-- begin Record list --

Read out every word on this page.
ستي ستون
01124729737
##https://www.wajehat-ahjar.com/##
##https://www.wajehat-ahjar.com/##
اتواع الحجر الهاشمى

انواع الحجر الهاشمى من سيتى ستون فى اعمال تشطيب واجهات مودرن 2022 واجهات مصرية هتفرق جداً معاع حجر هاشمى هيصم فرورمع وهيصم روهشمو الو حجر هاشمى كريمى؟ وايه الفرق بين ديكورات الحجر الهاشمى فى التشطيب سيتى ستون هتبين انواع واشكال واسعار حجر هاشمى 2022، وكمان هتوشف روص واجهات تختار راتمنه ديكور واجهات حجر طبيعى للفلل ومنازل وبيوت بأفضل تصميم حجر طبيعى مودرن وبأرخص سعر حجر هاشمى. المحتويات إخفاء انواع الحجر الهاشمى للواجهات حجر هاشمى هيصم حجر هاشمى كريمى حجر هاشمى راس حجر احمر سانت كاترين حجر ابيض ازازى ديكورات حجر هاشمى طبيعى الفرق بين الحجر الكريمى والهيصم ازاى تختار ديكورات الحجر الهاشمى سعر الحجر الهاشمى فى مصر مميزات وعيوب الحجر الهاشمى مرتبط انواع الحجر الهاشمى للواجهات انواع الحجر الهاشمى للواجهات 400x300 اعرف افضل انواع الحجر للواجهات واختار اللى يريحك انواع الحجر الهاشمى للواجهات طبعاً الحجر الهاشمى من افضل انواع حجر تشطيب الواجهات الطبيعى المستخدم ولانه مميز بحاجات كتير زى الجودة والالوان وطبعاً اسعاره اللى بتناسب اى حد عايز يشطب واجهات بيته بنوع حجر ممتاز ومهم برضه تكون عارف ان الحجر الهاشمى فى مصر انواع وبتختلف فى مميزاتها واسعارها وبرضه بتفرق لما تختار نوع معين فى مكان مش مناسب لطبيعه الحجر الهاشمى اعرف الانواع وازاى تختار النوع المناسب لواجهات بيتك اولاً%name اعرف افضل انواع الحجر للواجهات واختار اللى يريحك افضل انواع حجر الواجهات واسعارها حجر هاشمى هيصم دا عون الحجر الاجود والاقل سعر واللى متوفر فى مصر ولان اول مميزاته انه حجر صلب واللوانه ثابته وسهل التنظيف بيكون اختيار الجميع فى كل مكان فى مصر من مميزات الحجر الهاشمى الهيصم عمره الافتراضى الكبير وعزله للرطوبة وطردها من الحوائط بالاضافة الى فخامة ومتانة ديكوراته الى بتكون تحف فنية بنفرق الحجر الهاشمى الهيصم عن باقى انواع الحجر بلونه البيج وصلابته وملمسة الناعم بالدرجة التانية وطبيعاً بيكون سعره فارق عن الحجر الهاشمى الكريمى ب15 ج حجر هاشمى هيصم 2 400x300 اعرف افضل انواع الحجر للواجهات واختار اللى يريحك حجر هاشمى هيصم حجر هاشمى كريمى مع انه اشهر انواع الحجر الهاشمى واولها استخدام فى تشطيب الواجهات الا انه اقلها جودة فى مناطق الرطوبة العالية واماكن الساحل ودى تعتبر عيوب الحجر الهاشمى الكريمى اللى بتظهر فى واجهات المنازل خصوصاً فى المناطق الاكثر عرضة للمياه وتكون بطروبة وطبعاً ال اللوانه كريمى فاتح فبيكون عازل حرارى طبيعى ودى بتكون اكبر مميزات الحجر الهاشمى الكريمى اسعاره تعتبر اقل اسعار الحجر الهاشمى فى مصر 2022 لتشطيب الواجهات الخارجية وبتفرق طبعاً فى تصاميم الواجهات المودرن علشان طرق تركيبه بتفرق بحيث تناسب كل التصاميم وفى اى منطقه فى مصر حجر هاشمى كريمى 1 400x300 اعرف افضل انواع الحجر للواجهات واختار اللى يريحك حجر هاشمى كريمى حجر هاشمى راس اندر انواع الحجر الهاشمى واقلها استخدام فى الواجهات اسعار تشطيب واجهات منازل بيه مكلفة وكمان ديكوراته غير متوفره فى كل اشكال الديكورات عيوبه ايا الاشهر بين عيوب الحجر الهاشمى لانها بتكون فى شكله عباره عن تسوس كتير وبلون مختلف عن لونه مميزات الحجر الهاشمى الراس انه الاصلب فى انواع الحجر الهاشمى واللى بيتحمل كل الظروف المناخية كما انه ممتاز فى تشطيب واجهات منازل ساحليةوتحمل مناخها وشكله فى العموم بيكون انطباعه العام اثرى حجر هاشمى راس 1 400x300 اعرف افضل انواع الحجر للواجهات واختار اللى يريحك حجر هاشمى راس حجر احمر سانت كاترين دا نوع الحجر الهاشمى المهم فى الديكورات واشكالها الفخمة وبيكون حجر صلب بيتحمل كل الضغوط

-- end Record list --

Go through the data and return every record exactly.

Read out every word on this page.
ستي ستون
01124729737
##https://www.wajehat-ahjar.com/##
##https://www.wajehat-ahjar.com/##
اتواع الحجر الهاشمى

انواع الحجر الهاشمى من سيتى ستون فى اعمال تشطيب واجهات مودرن 2022 واجهات مصرية هتفرق جداً معاع حجر هاشمى هيصم فرورمع وهيصم روهشمو الو حجر هاشمى كريمى؟ وايه الفرق بين ديكورات الحجر الهاشمى فى التشطيب سيتى ستون هتبين انواع واشكال واسعار حجر هاشمى 2022، وكمان هتوشف روص واجهات تختار راتمنه ديكور واجهات حجر طبيعى للفلل ومنازل وبيوت بأفضل تصميم حجر طبيعى مودرن وبأرخص سعر حجر هاشمى. المحتويات إخفاء انواع الحجر الهاشمى للواجهات حجر هاشمى هيصم حجر هاشمى كريمى حجر هاشمى راس حجر احمر سانت كاترين حجر ابيض ازازى ديكورات حجر هاشمى طبيعى الفرق بين الحجر الكريمى والهيصم ازاى تختار ديكورات الحجر الهاشمى سعر الحجر الهاشمى فى مصر مميزات وعيوب الحجر الهاشمى مرتبط انواع الحجر الهاشمى للواجهات انواع الحجر الهاشمى للواجهات 400x300 اعرف افضل انواع الحجر للواجهات واختار اللى يريحك انواع الحجر الهاشمى للواجهات طبعاً الحجر الهاشمى من افضل انواع حجر تشطيب الواجهات الطبيعى المستخدم ولانه مميز بحاجات كتير زى الجودة والالوان وطبعاً اسعاره اللى بتناسب اى حد عايز يشطب واجهات بيته بنوع حجر ممتاز ومهم برضه تكون عارف ان الحجر الهاشمى فى مصر انواع وبتختلف فى مميزاتها واسعارها وبرضه بتفرق لما تختار نوع معين فى مكان مش مناسب لطبيعه الحجر الهاشمى اعرف الانواع وازاى تختار النوع المناسب لواجهات بيتك اولاً%name اعرف افضل انواع الحجر للواجهات واختار اللى يريحك افضل انواع حجر الواجهات واسعارها حجر هاشمى هيصم دا عون الحجر الاجود والاقل سعر واللى متوفر فى مصر ولان اول مميزاته انه حجر صلب واللوانه ثابته وسهل التنظيف بيكون اختيار الجميع فى كل مكان فى مصر من مميزات الحجر الهاشمى الهيصم عمره الافتراضى الكبير وعزله للرطوبة وطردها من الحوائط بالاضافة الى فخامة ومتانة ديكوراته الى بتكون تحف فنية بنفرق الحجر الهاشمى الهيصم عن باقى انواع الحجر بلونه البيج وصلابته وملمسة الناعم بالدرجة التانية وطبيعاً بيكون سعره فارق عن الحجر الهاشمى الكريمى ب15 ج حجر هاشمى هيصم 2 400x300 اعرف افضل انواع الحجر للواجهات واختار اللى يريحك حجر هاشمى هيصم حجر هاشمى كريمى مع انه اشهر انواع الحجر الهاشمى واولها استخدام فى تشطيب الواجهات الا انه اقلها جودة فى مناطق الرطوبة العالية واماكن الساحل ودى تعتبر عيوب الحجر الهاشمى الكريمى اللى بتظهر فى واجهات المنازل خصوصاً فى المناطق الاكثر عرضة للمياه وتكون بطروبة وطبعاً ال اللوانه كريمى فاتح فبيكون عازل حرارى طبيعى ودى بتكون اكبر مميزات الحجر الهاشمى الكريمى اسعاره تعتبر اقل اسعار الحجر الهاشمى فى مصر 2022 لتشطيب الواجهات الخارجية وبتفرق طبعاً فى تصاميم الواجهات المودرن علشان طرق تركيبه بتفرق بحيث تناسب كل التصاميم وفى اى منطقه فى مصر حجر هاشمى كريمى 1 400x300 اعرف افضل انواع الحجر للواجهات واختار اللى يريحك حجر هاشمى كريمى حجر هاشمى راس اندر انواع الحجر الهاشمى واقلها استخدام فى الواجهات اسعار تشطيب واجهات منازل بيه مكلفة وكمان ديكوراته غير متوفره فى كل اشكال الديكورات عيوبه ايا الاشهر بين عيوب الحجر الهاشمى لانها بتكون فى شكله عباره عن تسوس كتير وبلون مختلف عن لونه مميزات الحجر الهاشمى الراس انه الاصلب فى انواع الحجر الهاشمى واللى بيتحمل كل الظروف المناخية كما انه ممتاز فى تشطيب واجهات منازل ساحليةوتحمل مناخها وشكله فى العموم بيكون انطباعه العام اثرى حجر هاشمى راس 1 400x300 اعرف افضل انواع الحجر للواجهات واختار اللى يريحك حجر هاشمى راس حجر احمر سانت كاترين دا نوع الحجر الهاشمى المهم فى الديكورات واشكالها الفخمة وبيكون حجر صلب بيتحمل كل الضغوط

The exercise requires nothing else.